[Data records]
..........
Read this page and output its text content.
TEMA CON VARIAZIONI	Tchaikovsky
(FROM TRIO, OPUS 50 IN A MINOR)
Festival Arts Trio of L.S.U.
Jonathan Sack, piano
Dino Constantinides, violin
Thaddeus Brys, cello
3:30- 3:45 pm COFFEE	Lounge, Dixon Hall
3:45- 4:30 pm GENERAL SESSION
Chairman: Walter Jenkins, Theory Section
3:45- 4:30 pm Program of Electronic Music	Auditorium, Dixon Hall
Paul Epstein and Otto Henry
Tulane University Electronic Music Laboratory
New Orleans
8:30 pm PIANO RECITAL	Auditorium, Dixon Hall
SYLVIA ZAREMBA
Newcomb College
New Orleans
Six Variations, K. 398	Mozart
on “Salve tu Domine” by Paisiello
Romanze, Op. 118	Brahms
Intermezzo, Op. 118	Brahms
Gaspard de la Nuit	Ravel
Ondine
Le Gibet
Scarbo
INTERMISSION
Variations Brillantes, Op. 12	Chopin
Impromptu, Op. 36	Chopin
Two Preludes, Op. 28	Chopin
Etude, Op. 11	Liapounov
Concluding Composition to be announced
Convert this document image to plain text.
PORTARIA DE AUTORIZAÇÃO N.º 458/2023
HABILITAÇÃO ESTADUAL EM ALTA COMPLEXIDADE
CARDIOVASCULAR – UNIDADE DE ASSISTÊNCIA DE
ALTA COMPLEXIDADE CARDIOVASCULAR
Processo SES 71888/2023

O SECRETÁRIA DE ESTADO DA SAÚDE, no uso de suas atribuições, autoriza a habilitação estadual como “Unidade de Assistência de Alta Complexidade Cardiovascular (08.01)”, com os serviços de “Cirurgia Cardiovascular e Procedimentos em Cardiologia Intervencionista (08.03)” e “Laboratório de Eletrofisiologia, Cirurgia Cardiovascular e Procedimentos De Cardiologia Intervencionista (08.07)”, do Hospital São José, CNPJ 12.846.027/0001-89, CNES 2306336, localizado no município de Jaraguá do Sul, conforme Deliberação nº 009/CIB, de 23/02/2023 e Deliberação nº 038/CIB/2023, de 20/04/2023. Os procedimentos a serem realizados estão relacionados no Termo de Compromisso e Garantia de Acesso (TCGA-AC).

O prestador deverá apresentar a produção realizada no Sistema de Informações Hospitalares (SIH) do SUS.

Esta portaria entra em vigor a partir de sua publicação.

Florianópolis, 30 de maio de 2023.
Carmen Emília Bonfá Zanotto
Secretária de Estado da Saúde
..........
• Aim of the task
Report all lines of the data above that include the string "this".

• Exercise response
Read this page and output its text content.
Convert this document image to plain text.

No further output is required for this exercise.